Source data:
--*--
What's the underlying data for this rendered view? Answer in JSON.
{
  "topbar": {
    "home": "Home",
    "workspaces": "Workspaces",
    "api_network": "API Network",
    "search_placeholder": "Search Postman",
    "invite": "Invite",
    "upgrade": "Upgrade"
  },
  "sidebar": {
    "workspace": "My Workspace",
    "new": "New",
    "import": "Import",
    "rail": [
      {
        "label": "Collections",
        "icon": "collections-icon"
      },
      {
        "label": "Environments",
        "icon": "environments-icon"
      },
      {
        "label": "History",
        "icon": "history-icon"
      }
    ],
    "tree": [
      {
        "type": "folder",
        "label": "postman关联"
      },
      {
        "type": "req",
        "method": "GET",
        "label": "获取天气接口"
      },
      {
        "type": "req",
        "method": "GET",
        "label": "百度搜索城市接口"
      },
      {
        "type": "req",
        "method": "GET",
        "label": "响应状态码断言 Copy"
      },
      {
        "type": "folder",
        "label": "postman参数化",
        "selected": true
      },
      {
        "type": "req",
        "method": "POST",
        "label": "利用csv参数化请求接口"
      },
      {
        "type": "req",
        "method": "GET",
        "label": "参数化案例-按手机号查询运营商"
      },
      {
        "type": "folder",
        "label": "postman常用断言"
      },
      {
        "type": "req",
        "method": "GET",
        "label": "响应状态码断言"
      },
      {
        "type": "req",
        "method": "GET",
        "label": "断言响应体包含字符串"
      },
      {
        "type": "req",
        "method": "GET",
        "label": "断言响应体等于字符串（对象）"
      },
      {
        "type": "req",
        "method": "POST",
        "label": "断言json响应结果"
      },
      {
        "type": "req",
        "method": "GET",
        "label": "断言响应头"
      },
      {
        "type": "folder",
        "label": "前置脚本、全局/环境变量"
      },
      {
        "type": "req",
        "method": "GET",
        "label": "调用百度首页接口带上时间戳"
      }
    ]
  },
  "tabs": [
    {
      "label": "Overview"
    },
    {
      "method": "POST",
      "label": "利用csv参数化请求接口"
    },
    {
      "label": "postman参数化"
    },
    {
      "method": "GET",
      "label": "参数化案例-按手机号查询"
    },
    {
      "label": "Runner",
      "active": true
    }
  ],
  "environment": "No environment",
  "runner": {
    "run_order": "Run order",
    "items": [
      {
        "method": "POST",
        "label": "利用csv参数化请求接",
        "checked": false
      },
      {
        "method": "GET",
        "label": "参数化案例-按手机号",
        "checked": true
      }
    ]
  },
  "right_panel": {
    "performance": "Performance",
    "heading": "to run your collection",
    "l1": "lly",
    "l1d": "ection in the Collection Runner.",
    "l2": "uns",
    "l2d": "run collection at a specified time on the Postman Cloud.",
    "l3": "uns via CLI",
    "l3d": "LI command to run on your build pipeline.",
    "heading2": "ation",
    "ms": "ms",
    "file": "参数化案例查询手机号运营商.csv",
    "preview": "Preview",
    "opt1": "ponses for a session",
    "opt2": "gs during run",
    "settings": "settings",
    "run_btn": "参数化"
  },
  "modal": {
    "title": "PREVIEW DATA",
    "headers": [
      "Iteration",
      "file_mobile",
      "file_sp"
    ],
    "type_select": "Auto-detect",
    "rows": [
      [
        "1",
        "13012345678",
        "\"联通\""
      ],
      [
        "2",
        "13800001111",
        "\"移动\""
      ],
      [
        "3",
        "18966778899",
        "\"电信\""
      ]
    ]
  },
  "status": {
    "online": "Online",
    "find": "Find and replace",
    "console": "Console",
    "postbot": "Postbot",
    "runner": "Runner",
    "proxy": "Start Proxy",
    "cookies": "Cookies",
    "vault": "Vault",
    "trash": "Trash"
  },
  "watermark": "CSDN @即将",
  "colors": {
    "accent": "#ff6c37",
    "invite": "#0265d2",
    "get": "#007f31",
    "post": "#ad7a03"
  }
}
--*--
Your goal.
Reproduce the full listing above, character for character.

Final answer.
What's the underlying data for this rendered view? Answer in JSON.
{
  "topbar": {
    "home": "Home",
    "workspaces": "Workspaces",
    "api_network": "API Network",
    "search_placeholder": "Search Postman",
    "invite": "Invite",
    "upgrade": "Upgrade"
  },
  "sidebar": {
    "workspace": "My Workspace",
    "new": "New",
    "import": "Import",
    "rail": [
      {
        "label": "Collections",
        "icon": "collections-icon"
      },
      {
        "label": "Environments",
        "icon": "environments-icon"
      },
      {
        "label": "History",
        "icon": "history-icon"
      }
    ],
    "tree": [
      {
        "type": "folder",
        "label": "postman关联"
      },
      {
        "type": "req",
        "method": "GET",
        "label": "获取天气接口"
      },
      {
        "type": "req",
        "method": "GET",
        "label": "百度搜索城市接口"
      },
      {
        "type": "req",
        "method": "GET",
        "label": "响应状态码断言 Copy"
      },
      {
        "type": "folder",
        "label": "postman参数化",
        "selected": true
      },
      {
        "type": "req",
        "method": "POST",
        "label": "利用csv参数化请求接口"
      },
      {
        "type": "req",
        "method": "GET",
        "label": "参数化案例-按手机号查询运营商"
      },
      {
        "type": "folder",
        "label": "postman常用断言"
      },
      {
        "type": "req",
        "method": "GET",
        "label": "响应状态码断言"
      },
      {
        "type": "req",
        "method": "GET",
        "label": "断言响应体包含字符串"
      },
      {
        "type": "req",
        "method": "GET",
        "label": "断言响应体等于字符串（对象）"
      },
      {
        "type": "req",
        "method": "POST",
        "label": "断言json响应结果"
      },
      {
        "type": "req",
        "method": "GET",
        "label": "断言响应头"
      },
      {
        "type": "folder",
        "label": "前置脚本、全局/环境变量"
      },
      {
        "type": "req",
        "method": "GET",
        "label": "调用百度首页接口带上时间戳"
      }
    ]
  },
  "tabs": [
    {
      "label": "Overview"
    },
    {
      "method": "POST",
      "label": "利用csv参数化请求接口"
    },
    {
      "label": "postman参数化"
    },
    {
      "method": "GET",
      "label": "参数化案例-按手机号查询"
    },
    {
      "label": "Runner",
      "active": true
    }
  ],
  "environment": "No environment",
  "runner": {
    "run_order": "Run order",
    "items": [
      {
        "method": "POST",
        "label": "利用csv参数化请求接",
        "checked": false
      },
      {
        "method": "GET",
        "label": "参数化案例-按手机号",
        "checked": true
      }
    ]
  },
  "right_panel": {
    "performance": "Performance",
    "heading": "to run your collection",
    "l1": "lly",
    "l1d": "ection in the Collection Runner.",
    "l2": "uns",
    "l2d": "run collection at a specified time on the Postman Cloud.",
    "l3": "uns via CLI",
    "l3d": "LI command to run on your build pipeline.",
    "heading2": "ation",
    "ms": "ms",
    "file": "参数化案例查询手机号运营商.csv",
    "preview": "Preview",
    "opt1": "ponses for a session",
    "opt2": "gs during run",
    "settings": "settings",
    "run_btn": "参数化"
  },
  "modal": {
    "title": "PREVIEW DATA",
    "headers": [
      "Iteration",
      "file_mobile",
      "file_sp"
    ],
    "type_select": "Auto-detect",
    "rows": [
      [
        "1",
        "13012345678",
        "\"联通\""
      ],
      [
        "2",
        "13800001111",
        "\"移动\""
      ],
      [
        "3",
        "18966778899",
        "\"电信\""
      ]
    ]
  },
  "status": {
    "online": "Online",
    "find": "Find and replace",
    "console": "Console",
    "postbot": "Postbot",
    "runner": "Runner",
    "proxy": "Start Proxy",
    "cookies": "Cookies",
    "vault": "Vault",
    "trash": "Trash"
  },
  "watermark": "CSDN @即将",
  "colors": {
    "accent": "#ff6c37",
    "invite": "#0265d2",
    "get": "#007f31",
    "post": "#ad7a03"
  }
}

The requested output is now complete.